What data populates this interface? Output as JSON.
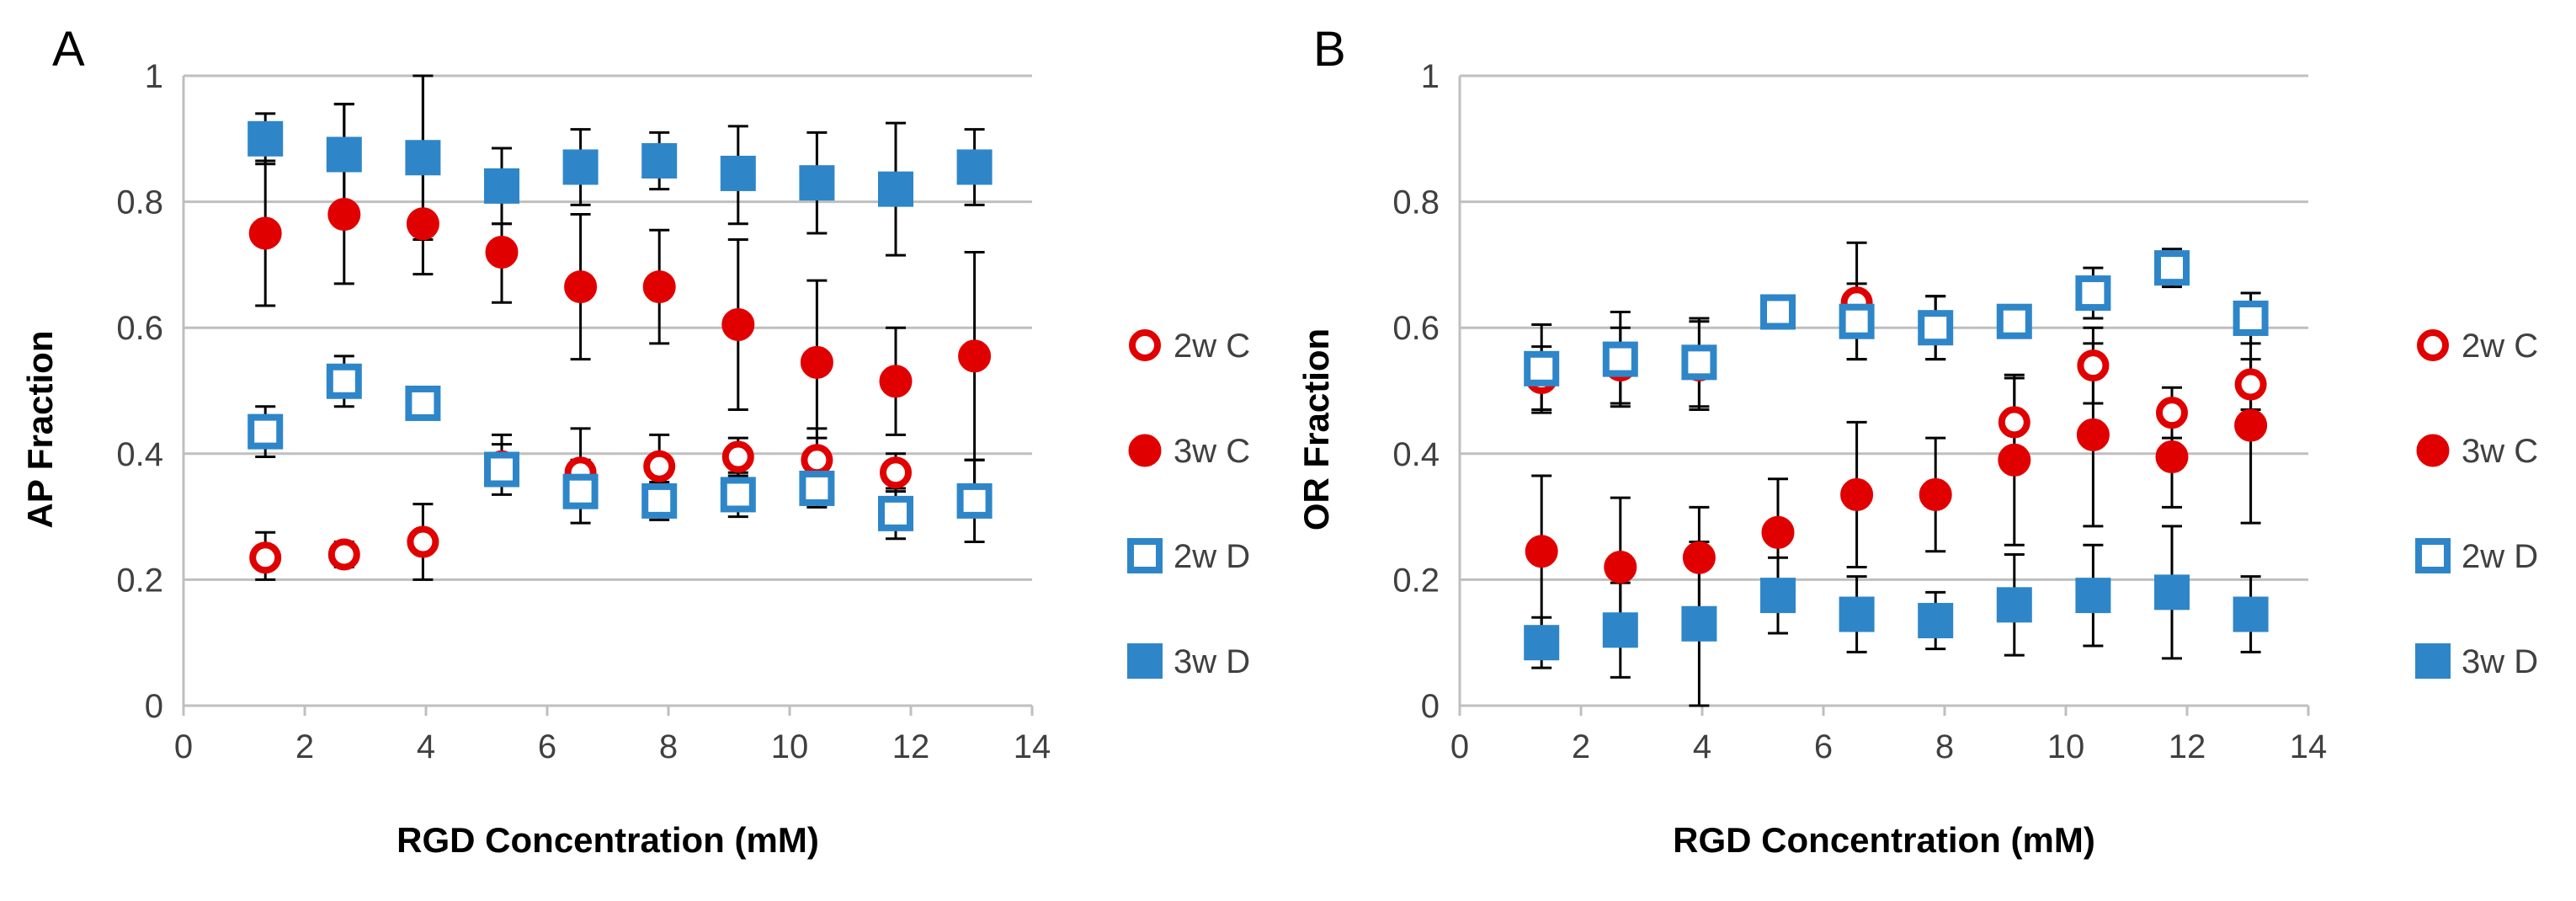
{
  "colors": {
    "red": "#e00000",
    "blue": "#2e86c8",
    "grid": "#bfbfbf",
    "err": "#000000"
  },
  "chart_data": [
    {
      "type": "scatter",
      "panel_label": "A",
      "xlabel": "RGD Concentration (mM)",
      "ylabel": "AP Fraction",
      "xlim": [
        0,
        14
      ],
      "ylim": [
        0,
        1
      ],
      "x_ticks": [
        "0",
        "2",
        "4",
        "6",
        "8",
        "10",
        "12",
        "14"
      ],
      "y_ticks": [
        "0",
        "0.2",
        "0.4",
        "0.6",
        "0.8",
        "1"
      ],
      "grid": "horizontal",
      "legend_position": "right",
      "x": [
        1.35,
        2.65,
        3.95,
        5.25,
        6.55,
        7.85,
        9.15,
        10.45,
        11.75,
        13.05
      ],
      "series": [
        {
          "name": "2w C",
          "marker": "open-circle",
          "color": "#e00000",
          "values": [
            0.235,
            0.24,
            0.26,
            0.38,
            0.37,
            0.38,
            0.395,
            0.39,
            0.37,
            0.325
          ],
          "err_low": [
            0.035,
            0.02,
            0.06,
            0.03,
            0.05,
            0.05,
            0.03,
            0.05,
            0.03,
            0.015
          ],
          "err_high": [
            0.04,
            0.02,
            0.06,
            0.05,
            0.07,
            0.05,
            0.03,
            0.05,
            0.03,
            0.065
          ]
        },
        {
          "name": "3w C",
          "marker": "filled-circle",
          "color": "#e00000",
          "values": [
            0.75,
            0.78,
            0.765,
            0.72,
            0.665,
            0.665,
            0.605,
            0.545,
            0.515,
            0.555
          ],
          "err_low": [
            0.115,
            0.11,
            0.08,
            0.08,
            0.115,
            0.09,
            0.135,
            0.12,
            0.085,
            0.165
          ],
          "err_high": [
            0.115,
            0.175,
            0.235,
            0.045,
            0.115,
            0.09,
            0.135,
            0.13,
            0.085,
            0.165
          ]
        },
        {
          "name": "2w D",
          "marker": "open-square",
          "color": "#2e86c8",
          "values": [
            0.435,
            0.515,
            0.48,
            0.375,
            0.34,
            0.325,
            0.335,
            0.345,
            0.305,
            0.325
          ],
          "err_low": [
            0.04,
            0.04,
            0.015,
            0.04,
            0.05,
            0.03,
            0.035,
            0.03,
            0.04,
            0.065
          ],
          "err_high": [
            0.04,
            0.04,
            0.015,
            0.04,
            0.05,
            0.03,
            0.035,
            0.03,
            0.04,
            0.065
          ]
        },
        {
          "name": "3w D",
          "marker": "filled-square",
          "color": "#2e86c8",
          "values": [
            0.9,
            0.875,
            0.87,
            0.825,
            0.855,
            0.865,
            0.845,
            0.83,
            0.82,
            0.855
          ],
          "err_low": [
            0.04,
            0.08,
            0.13,
            0.06,
            0.06,
            0.045,
            0.08,
            0.08,
            0.105,
            0.06
          ],
          "err_high": [
            0.04,
            0.08,
            0.13,
            0.06,
            0.06,
            0.045,
            0.075,
            0.08,
            0.105,
            0.06
          ]
        }
      ]
    },
    {
      "type": "scatter",
      "panel_label": "B",
      "xlabel": "RGD Concentration (mM)",
      "ylabel": "OR Fraction",
      "xlim": [
        0,
        14
      ],
      "ylim": [
        0,
        1
      ],
      "x_ticks": [
        "0",
        "2",
        "4",
        "6",
        "8",
        "10",
        "12",
        "14"
      ],
      "y_ticks": [
        "0",
        "0.2",
        "0.4",
        "0.6",
        "0.8",
        "1"
      ],
      "grid": "horizontal",
      "legend_position": "right",
      "x": [
        1.35,
        2.65,
        3.95,
        5.25,
        6.55,
        7.85,
        9.15,
        10.45,
        11.75,
        13.05
      ],
      "series": [
        {
          "name": "2w C",
          "marker": "open-circle",
          "color": "#e00000",
          "values": [
            0.52,
            0.54,
            0.54,
            0.625,
            0.64,
            0.6,
            0.45,
            0.54,
            0.465,
            0.51
          ],
          "err_low": [
            0.05,
            0.06,
            0.07,
            0.02,
            0.09,
            0.05,
            0.07,
            0.06,
            0.04,
            0.04
          ],
          "err_high": [
            0.05,
            0.06,
            0.07,
            0.02,
            0.095,
            0.05,
            0.07,
            0.06,
            0.04,
            0.04
          ]
        },
        {
          "name": "3w C",
          "marker": "filled-circle",
          "color": "#e00000",
          "values": [
            0.245,
            0.22,
            0.235,
            0.275,
            0.335,
            0.335,
            0.39,
            0.43,
            0.395,
            0.445
          ],
          "err_low": [
            0.12,
            0.11,
            0.08,
            0.085,
            0.115,
            0.09,
            0.135,
            0.145,
            0.08,
            0.155
          ],
          "err_high": [
            0.12,
            0.11,
            0.08,
            0.085,
            0.115,
            0.09,
            0.135,
            0.145,
            0.08,
            0.155
          ]
        },
        {
          "name": "2w D",
          "marker": "open-square",
          "color": "#2e86c8",
          "values": [
            0.535,
            0.55,
            0.545,
            0.625,
            0.61,
            0.6,
            0.61,
            0.655,
            0.695,
            0.615
          ],
          "err_low": [
            0.07,
            0.075,
            0.07,
            0.02,
            0.06,
            0.05,
            0.02,
            0.04,
            0.03,
            0.04
          ],
          "err_high": [
            0.07,
            0.075,
            0.07,
            0.02,
            0.06,
            0.05,
            0.02,
            0.04,
            0.03,
            0.04
          ]
        },
        {
          "name": "3w D",
          "marker": "filled-square",
          "color": "#2e86c8",
          "values": [
            0.1,
            0.12,
            0.13,
            0.175,
            0.145,
            0.135,
            0.16,
            0.175,
            0.18,
            0.145
          ],
          "err_low": [
            0.04,
            0.075,
            0.13,
            0.06,
            0.06,
            0.045,
            0.08,
            0.08,
            0.105,
            0.06
          ],
          "err_high": [
            0.04,
            0.075,
            0.13,
            0.06,
            0.06,
            0.045,
            0.08,
            0.08,
            0.105,
            0.06
          ]
        }
      ]
    }
  ]
}
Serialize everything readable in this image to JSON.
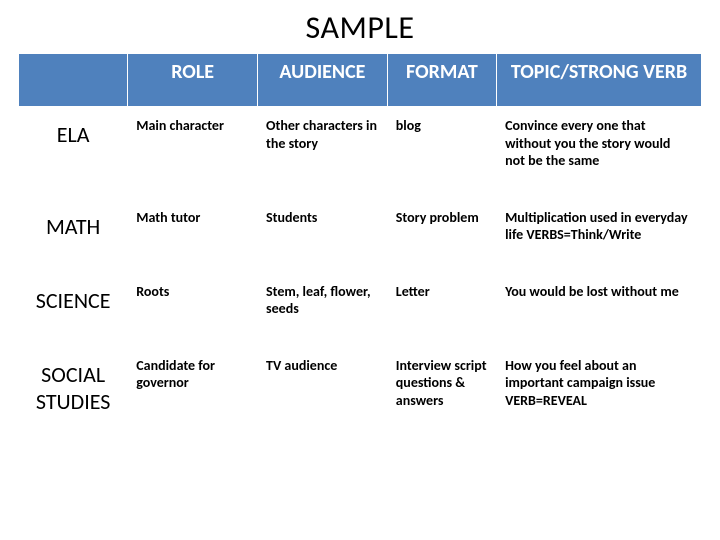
{
  "title": "SAMPLE",
  "headers": {
    "role": "ROLE",
    "audience": "AUDIENCE",
    "format": "FORMAT",
    "topic": "TOPIC/STRONG VERB"
  },
  "rows": [
    {
      "subject": "ELA",
      "role": "Main character",
      "audience": "Other characters in the story",
      "format": "blog",
      "topic": "Convince every one that without you the story would not be the same"
    },
    {
      "subject": "MATH",
      "role": "Math tutor",
      "audience": "Students",
      "format": "Story problem",
      "topic": "Multiplication used in everyday life VERBS=Think/Write"
    },
    {
      "subject": "SCIENCE",
      "role": "Roots",
      "audience": "Stem, leaf, flower, seeds",
      "format": "Letter",
      "topic": "You would be lost without me"
    },
    {
      "subject": "SOCIAL STUDIES",
      "role": "Candidate for governor",
      "audience": "TV audience",
      "format": "Interview script questions & answers",
      "topic": "How you feel about an important campaign issue VERB=REVEAL"
    }
  ],
  "colors": {
    "header_bg": "#4f81bd",
    "header_text": "#ffffff",
    "cell_text": "#000000",
    "border": "#ffffff",
    "page_bg": "#ffffff"
  },
  "layout": {
    "col_widths_pct": [
      16,
      19,
      19,
      16,
      30
    ],
    "title_fontsize": 32,
    "header_fontsize": 20,
    "rowhead_fontsize": 22,
    "cell_fontsize": 14
  }
}
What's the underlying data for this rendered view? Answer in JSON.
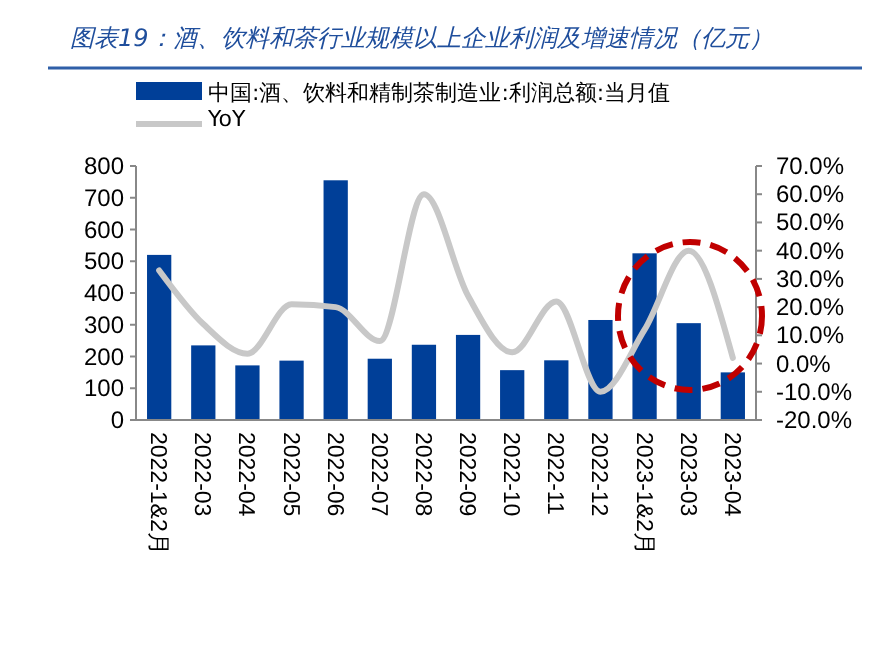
{
  "chart_data": {
    "type": "bar",
    "title": "图表19：酒、饮料和茶行业规模以上企业利润及增速情况（亿元）",
    "categories": [
      "2022-1&2月",
      "2022-03",
      "2022-04",
      "2022-05",
      "2022-06",
      "2022-07",
      "2022-08",
      "2022-09",
      "2022-10",
      "2022-11",
      "2022-12",
      "2023-1&2月",
      "2023-03",
      "2023-04"
    ],
    "series": [
      {
        "name": "中国:酒、饮料和精制茶制造业:利润总额:当月值",
        "color": "#003f98",
        "values": [
          520,
          235,
          172,
          187,
          755,
          193,
          237,
          268,
          157,
          188,
          315,
          525,
          305,
          150
        ]
      },
      {
        "name": "YoY",
        "type": "line",
        "axis": "y2",
        "color": "#c8c8c8",
        "values": [
          33,
          14,
          3.5,
          21,
          20,
          8,
          60,
          24,
          4,
          22,
          -10,
          12,
          40,
          2
        ]
      }
    ],
    "ylim": [
      0,
      800
    ],
    "yticks": [
      0,
      100,
      200,
      300,
      400,
      500,
      600,
      700,
      800
    ],
    "y2lim": [
      -20,
      70
    ],
    "y2ticks": [
      {
        "value": -20,
        "label": "-20.0%"
      },
      {
        "value": -10,
        "label": "-10.0%"
      },
      {
        "value": 0,
        "label": "0.0%"
      },
      {
        "value": 10,
        "label": "10.0%"
      },
      {
        "value": 20,
        "label": "20.0%"
      },
      {
        "value": 30,
        "label": "30.0%"
      },
      {
        "value": 40,
        "label": "40.0%"
      },
      {
        "value": 50,
        "label": "50.0%"
      },
      {
        "value": 60,
        "label": "60.0%"
      },
      {
        "value": 70,
        "label": "70.0%"
      }
    ],
    "legend": "top",
    "grid": false,
    "marker": "none"
  }
}
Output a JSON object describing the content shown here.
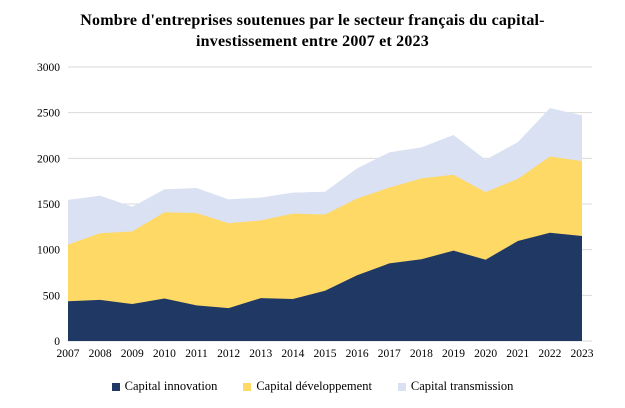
{
  "title": "Nombre d'entreprises soutenues par le secteur français du capital-investissement entre 2007 et 2023",
  "chart_data": {
    "type": "area",
    "stacked": true,
    "x": [
      2007,
      2008,
      2009,
      2010,
      2011,
      2012,
      2013,
      2014,
      2015,
      2016,
      2017,
      2018,
      2019,
      2020,
      2021,
      2022,
      2023
    ],
    "series": [
      {
        "name": "Capital innovation",
        "color": "#1F3864",
        "values": [
          435,
          450,
          405,
          465,
          390,
          360,
          470,
          460,
          550,
          720,
          850,
          895,
          990,
          890,
          1095,
          1185,
          1150
        ]
      },
      {
        "name": "Capital développement",
        "color": "#FFD966",
        "values": [
          620,
          730,
          795,
          945,
          1010,
          930,
          850,
          935,
          835,
          840,
          830,
          885,
          830,
          740,
          680,
          835,
          820
        ]
      },
      {
        "name": "Capital transmission",
        "color": "#D9E1F2",
        "values": [
          490,
          410,
          270,
          250,
          275,
          260,
          250,
          230,
          250,
          330,
          385,
          340,
          435,
          355,
          400,
          530,
          500
        ]
      }
    ],
    "totals": [
      1545,
      1590,
      1470,
      1660,
      1675,
      1550,
      1570,
      1625,
      1635,
      1890,
      2065,
      2120,
      2255,
      1985,
      2175,
      2550,
      2470
    ],
    "ylim": [
      0,
      3000
    ],
    "y_ticks": [
      0,
      500,
      1000,
      1500,
      2000,
      2500,
      3000
    ],
    "x_tick_labels": [
      "2007",
      "2008",
      "2009",
      "2010",
      "2011",
      "2012",
      "2013",
      "2014",
      "2015",
      "2016",
      "2017",
      "2018",
      "2019",
      "2020",
      "2021",
      "2022",
      "2023"
    ],
    "grid": true,
    "gridline_color": "#D9D9D9",
    "legend_position": "bottom"
  }
}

Challenge. How many of the lines above include the string "would"? Reply with the number by itself.

Problem solution. 2